## 練習說明
在這篇談A股軟件行業的文章中,有些公司宣稱自己在做「基礎軟件」。請列出文中提到的全部基礎軟件類別。

## 提供文本
##########

困在時間里的軟件行業
安東尼·霍普金斯演過一部電影《困在時間里的父親》。電影里的父親得了老年癡呆癥,失去了對現實時間的認知,從而進入了一場錯亂的時間之旅:有些事情到底是發生在現在,還是發生在十年前,抑或從來沒有發生過?為什么一個人上一秒鐘才出現過,下一秒鐘再見的時候卻對我說“好久不見”?時間是真實存在的,抑或是人類的一種想象?順著這個角度思考下去,你會發現,《困在時間里的父親》不止是一部老年癡呆癥題材片,更像一部關于存在本質的片子 (當然也可能是我想得太多了) 。
兩年多以前,我剛看完這部片子,首先就想到了我的一位老朋友——A股軟件行業。現在我再次想到了它。我研究軟件行業的時間遠遠長于研究互聯網行業;按照專業術語說,叫做“計算機行業分析師”。說明一下,A股的“計算機行業”基本就等于軟件行業,因為A股就沒幾家做硬件的公司;就算有,也被隔壁的通信行業、電子元器件行業搶走了,只留下了實在搶不走的軟件公司。
每個軟件行業分析師都有一顆指點江山、激揚文字的心,正如每家軟件上市公司都有一個顛覆微軟、拳打IBM的愿景。我還記得十多年前我入行時,A股軟件行業最熱衷的概念有三個:
第一是“核高基”,即 “核心電子器件、高端通信芯片及基礎軟件產品” ,其中前兩者與軟件行業沒什么關系,后者卻是軟件行業的主場。從2009年至今,A股至少有五十家軟件公司在某個時間點宣稱自己在做操作系統、數據庫、中間件或辦公軟件,它們都屬于資本市場追捧的“基礎軟件”。

##########

## 擷取資料

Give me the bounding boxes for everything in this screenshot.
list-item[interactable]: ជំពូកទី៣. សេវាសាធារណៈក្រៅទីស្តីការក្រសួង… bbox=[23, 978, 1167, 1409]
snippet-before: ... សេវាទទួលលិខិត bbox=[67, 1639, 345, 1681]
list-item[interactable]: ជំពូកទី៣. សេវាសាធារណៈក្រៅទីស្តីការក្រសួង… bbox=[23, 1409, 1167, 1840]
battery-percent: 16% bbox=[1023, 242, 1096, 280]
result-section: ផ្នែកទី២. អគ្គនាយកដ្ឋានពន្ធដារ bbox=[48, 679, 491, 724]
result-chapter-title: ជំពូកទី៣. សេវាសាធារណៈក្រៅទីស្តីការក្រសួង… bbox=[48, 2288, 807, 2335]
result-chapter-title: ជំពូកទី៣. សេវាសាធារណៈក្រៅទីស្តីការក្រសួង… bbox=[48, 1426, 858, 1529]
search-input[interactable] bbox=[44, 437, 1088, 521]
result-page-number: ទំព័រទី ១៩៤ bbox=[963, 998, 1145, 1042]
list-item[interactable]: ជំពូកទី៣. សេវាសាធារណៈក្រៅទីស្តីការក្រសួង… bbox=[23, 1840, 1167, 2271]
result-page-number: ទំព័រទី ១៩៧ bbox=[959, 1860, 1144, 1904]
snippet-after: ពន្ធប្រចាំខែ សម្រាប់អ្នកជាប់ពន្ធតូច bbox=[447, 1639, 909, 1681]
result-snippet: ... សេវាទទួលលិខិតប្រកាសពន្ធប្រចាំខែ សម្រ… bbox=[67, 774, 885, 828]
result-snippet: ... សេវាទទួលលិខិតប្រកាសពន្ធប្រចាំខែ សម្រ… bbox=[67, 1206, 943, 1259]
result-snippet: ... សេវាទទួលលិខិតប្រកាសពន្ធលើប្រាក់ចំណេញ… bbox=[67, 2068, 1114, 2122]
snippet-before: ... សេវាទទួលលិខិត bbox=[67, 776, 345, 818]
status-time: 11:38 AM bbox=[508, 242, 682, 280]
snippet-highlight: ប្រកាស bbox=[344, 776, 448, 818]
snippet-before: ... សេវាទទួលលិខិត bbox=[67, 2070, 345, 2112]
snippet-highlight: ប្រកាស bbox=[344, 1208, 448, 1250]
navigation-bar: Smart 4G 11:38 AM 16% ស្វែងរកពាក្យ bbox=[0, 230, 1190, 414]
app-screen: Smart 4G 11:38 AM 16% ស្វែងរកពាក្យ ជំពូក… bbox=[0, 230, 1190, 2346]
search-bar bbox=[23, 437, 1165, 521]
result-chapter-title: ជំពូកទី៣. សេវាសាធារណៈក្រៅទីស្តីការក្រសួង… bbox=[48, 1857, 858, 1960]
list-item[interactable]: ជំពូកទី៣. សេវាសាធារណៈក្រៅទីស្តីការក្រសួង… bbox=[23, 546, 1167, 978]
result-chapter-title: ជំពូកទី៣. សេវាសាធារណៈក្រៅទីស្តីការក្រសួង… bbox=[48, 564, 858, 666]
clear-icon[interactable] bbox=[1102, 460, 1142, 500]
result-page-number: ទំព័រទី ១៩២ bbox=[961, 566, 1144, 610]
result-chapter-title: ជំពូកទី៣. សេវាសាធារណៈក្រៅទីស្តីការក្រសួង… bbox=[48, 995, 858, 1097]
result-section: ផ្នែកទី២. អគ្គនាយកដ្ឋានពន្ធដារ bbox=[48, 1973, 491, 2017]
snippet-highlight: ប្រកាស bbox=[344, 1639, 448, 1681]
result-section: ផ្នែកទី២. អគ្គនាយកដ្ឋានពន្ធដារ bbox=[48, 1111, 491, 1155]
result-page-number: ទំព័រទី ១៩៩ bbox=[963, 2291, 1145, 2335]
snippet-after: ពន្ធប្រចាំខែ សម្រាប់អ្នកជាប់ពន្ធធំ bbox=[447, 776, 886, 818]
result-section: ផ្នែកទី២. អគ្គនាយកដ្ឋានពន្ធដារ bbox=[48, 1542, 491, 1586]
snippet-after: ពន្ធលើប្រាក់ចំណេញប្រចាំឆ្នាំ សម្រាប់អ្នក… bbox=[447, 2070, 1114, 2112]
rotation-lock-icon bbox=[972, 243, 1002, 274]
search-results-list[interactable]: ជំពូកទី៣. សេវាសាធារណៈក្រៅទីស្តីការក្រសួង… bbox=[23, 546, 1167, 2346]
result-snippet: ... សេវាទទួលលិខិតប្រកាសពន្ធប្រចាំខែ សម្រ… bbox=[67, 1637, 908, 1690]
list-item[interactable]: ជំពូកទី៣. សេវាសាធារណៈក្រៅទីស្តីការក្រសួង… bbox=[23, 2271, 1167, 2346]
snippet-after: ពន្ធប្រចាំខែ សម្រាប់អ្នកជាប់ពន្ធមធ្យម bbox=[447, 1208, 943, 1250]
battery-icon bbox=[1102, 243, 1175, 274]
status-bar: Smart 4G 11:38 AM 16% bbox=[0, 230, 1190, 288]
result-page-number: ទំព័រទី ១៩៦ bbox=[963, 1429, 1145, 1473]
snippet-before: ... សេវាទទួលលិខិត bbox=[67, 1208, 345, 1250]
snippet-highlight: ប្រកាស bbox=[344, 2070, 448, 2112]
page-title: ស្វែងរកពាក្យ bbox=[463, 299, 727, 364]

##########

## 完整答案
這些類別是操作系統、數據庫、中間件和辦公軟件。